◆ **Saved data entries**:
** Begin **

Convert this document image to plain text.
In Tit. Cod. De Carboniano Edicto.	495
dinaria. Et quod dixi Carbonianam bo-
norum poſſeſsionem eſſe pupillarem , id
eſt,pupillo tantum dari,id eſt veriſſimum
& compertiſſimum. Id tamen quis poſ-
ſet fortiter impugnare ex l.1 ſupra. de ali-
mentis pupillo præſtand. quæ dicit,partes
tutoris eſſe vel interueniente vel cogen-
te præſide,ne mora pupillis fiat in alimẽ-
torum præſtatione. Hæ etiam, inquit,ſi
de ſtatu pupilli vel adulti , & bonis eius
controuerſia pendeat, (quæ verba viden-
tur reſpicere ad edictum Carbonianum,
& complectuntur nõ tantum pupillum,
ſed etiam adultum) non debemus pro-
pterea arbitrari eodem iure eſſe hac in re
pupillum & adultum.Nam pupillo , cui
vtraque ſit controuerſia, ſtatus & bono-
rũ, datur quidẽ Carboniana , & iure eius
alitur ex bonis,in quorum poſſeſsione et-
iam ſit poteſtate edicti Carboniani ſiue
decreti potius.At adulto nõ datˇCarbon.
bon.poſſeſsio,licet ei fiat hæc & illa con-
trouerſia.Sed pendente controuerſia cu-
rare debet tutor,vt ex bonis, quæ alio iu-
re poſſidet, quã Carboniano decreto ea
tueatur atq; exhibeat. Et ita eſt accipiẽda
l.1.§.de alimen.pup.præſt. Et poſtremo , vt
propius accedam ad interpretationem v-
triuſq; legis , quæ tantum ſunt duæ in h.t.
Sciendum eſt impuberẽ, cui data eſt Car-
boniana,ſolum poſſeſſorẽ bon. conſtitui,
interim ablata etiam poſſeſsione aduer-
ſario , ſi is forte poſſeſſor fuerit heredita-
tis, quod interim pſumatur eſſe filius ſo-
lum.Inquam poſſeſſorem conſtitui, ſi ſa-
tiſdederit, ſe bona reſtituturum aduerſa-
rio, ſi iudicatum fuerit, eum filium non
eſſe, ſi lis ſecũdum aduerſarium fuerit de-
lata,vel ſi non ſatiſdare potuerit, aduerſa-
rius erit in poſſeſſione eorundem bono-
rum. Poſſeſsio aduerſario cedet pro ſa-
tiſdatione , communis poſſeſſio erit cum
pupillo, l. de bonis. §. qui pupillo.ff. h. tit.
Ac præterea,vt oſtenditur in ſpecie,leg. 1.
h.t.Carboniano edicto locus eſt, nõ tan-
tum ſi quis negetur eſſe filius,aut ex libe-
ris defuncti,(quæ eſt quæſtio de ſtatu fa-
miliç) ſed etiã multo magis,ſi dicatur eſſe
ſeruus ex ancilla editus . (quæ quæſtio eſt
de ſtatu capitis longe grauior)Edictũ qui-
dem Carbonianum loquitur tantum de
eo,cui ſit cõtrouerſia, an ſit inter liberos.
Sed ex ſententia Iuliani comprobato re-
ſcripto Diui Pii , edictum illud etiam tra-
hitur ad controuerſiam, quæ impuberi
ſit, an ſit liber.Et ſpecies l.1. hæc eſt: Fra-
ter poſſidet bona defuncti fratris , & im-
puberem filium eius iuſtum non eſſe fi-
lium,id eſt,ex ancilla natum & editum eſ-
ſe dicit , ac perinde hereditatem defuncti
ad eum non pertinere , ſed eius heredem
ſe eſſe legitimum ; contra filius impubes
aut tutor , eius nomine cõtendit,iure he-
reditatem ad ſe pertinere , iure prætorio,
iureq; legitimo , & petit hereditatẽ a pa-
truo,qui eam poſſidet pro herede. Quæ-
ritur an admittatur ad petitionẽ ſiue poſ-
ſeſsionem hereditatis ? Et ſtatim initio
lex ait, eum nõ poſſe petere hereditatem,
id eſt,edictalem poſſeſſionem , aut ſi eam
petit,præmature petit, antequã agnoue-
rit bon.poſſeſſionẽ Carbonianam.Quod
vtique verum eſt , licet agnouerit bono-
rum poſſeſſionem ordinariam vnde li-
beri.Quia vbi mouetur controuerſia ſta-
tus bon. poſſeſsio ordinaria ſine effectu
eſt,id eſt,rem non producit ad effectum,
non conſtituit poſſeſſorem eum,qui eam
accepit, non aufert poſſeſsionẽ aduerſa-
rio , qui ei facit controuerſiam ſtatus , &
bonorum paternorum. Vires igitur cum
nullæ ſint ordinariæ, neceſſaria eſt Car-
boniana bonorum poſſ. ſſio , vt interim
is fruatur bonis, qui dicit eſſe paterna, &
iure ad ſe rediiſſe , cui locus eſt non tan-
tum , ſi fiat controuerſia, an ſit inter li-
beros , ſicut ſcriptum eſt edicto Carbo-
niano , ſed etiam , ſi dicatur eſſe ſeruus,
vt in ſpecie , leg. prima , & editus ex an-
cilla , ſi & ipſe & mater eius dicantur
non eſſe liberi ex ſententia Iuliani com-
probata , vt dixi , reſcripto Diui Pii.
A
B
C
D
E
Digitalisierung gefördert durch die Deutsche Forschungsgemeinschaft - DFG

** End **

◆ **TASK**:
Write the complete data out, exactly as above.

◆ **RESULT FOR THIS TASK**:
Convert this document image to plain text.
In Tit. Cod. De Carboniano Edicto.	495
dinaria. Et quod dixi Carbonianam bo-
norum poſſeſsionem eſſe pupillarem , id
eſt,pupillo tantum dari,id eſt veriſſimum
& compertiſſimum. Id tamen quis poſ-
ſet fortiter impugnare ex l.1 ſupra. de ali-
mentis pupillo præſtand. quæ dicit,partes
tutoris eſſe vel interueniente vel cogen-
te præſide,ne mora pupillis fiat in alimẽ-
torum præſtatione. Hæ etiam, inquit,ſi
de ſtatu pupilli vel adulti , & bonis eius
controuerſia pendeat, (quæ verba viden-
tur reſpicere ad edictum Carbonianum,
& complectuntur nõ tantum pupillum,
ſed etiam adultum) non debemus pro-
pterea arbitrari eodem iure eſſe hac in re
pupillum & adultum.Nam pupillo , cui
vtraque ſit controuerſia, ſtatus & bono-
rũ, datur quidẽ Carboniana , & iure eius
alitur ex bonis,in quorum poſſeſsione et-
iam ſit poteſtate edicti Carboniani ſiue
decreti potius.At adulto nõ datˇCarbon.
bon.poſſeſsio,licet ei fiat hæc & illa con-
trouerſia.Sed pendente controuerſia cu-
rare debet tutor,vt ex bonis, quæ alio iu-
re poſſidet, quã Carboniano decreto ea
tueatur atq; exhibeat. Et ita eſt accipiẽda
l.1.§.de alimen.pup.præſt. Et poſtremo , vt
propius accedam ad interpretationem v-
triuſq; legis , quæ tantum ſunt duæ in h.t.
Sciendum eſt impuberẽ, cui data eſt Car-
boniana,ſolum poſſeſſorẽ bon. conſtitui,
interim ablata etiam poſſeſsione aduer-
ſario , ſi is forte poſſeſſor fuerit heredita-
tis, quod interim pſumatur eſſe filius ſo-
lum.Inquam poſſeſſorem conſtitui, ſi ſa-
tiſdederit, ſe bona reſtituturum aduerſa-
rio, ſi iudicatum fuerit, eum filium non
eſſe, ſi lis ſecũdum aduerſarium fuerit de-
lata,vel ſi non ſatiſdare potuerit, aduerſa-
rius erit in poſſeſſione eorundem bono-
rum. Poſſeſsio aduerſario cedet pro ſa-
tiſdatione , communis poſſeſſio erit cum
pupillo, l. de bonis. §. qui pupillo.ff. h. tit.
Ac præterea,vt oſtenditur in ſpecie,leg. 1.
h.t.Carboniano edicto locus eſt, nõ tan-
tum ſi quis negetur eſſe filius,aut ex libe-
ris defuncti,(quæ eſt quæſtio de ſtatu fa-
miliç) ſed etiã multo magis,ſi dicatur eſſe
ſeruus ex ancilla editus . (quæ quæſtio eſt
de ſtatu capitis longe grauior)Edictũ qui-
dem Carbonianum loquitur tantum de
eo,cui ſit cõtrouerſia, an ſit inter liberos.
Sed ex ſententia Iuliani comprobato re-
ſcripto Diui Pii , edictum illud etiam tra-
hitur ad controuerſiam, quæ impuberi
ſit, an ſit liber.Et ſpecies l.1. hæc eſt: Fra-
ter poſſidet bona defuncti fratris , & im-
puberem filium eius iuſtum non eſſe fi-
lium,id eſt,ex ancilla natum & editum eſ-
ſe dicit , ac perinde hereditatem defuncti
ad eum non pertinere , ſed eius heredem
ſe eſſe legitimum ; contra filius impubes
aut tutor , eius nomine cõtendit,iure he-
reditatem ad ſe pertinere , iure prætorio,
iureq; legitimo , & petit hereditatẽ a pa-
truo,qui eam poſſidet pro herede. Quæ-
ritur an admittatur ad petitionẽ ſiue poſ-
ſeſsionem hereditatis ? Et ſtatim initio
lex ait, eum nõ poſſe petere hereditatem,
id eſt,edictalem poſſeſſionem , aut ſi eam
petit,præmature petit, antequã agnoue-
rit bon.poſſeſſionẽ Carbonianam.Quod
vtique verum eſt , licet agnouerit bono-
rum poſſeſſionem ordinariam vnde li-
beri.Quia vbi mouetur controuerſia ſta-
tus bon. poſſeſsio ordinaria ſine effectu
eſt,id eſt,rem non producit ad effectum,
non conſtituit poſſeſſorem eum,qui eam
accepit, non aufert poſſeſsionẽ aduerſa-
rio , qui ei facit controuerſiam ſtatus , &
bonorum paternorum. Vires igitur cum
nullæ ſint ordinariæ, neceſſaria eſt Car-
boniana bonorum poſſ. ſſio , vt interim
is fruatur bonis, qui dicit eſſe paterna, &
iure ad ſe rediiſſe , cui locus eſt non tan-
tum , ſi fiat controuerſia, an ſit inter li-
beros , ſicut ſcriptum eſt edicto Carbo-
niano , ſed etiam , ſi dicatur eſſe ſeruus,
vt in ſpecie , leg. prima , & editus ex an-
cilla , ſi & ipſe & mater eius dicantur
non eſſe liberi ex ſententia Iuliani com-
probata , vt dixi , reſcripto Diui Pii.
A
B
C
D
E
Digitalisierung gefördert durch die Deutsche Forschungsgemeinschaft - DFG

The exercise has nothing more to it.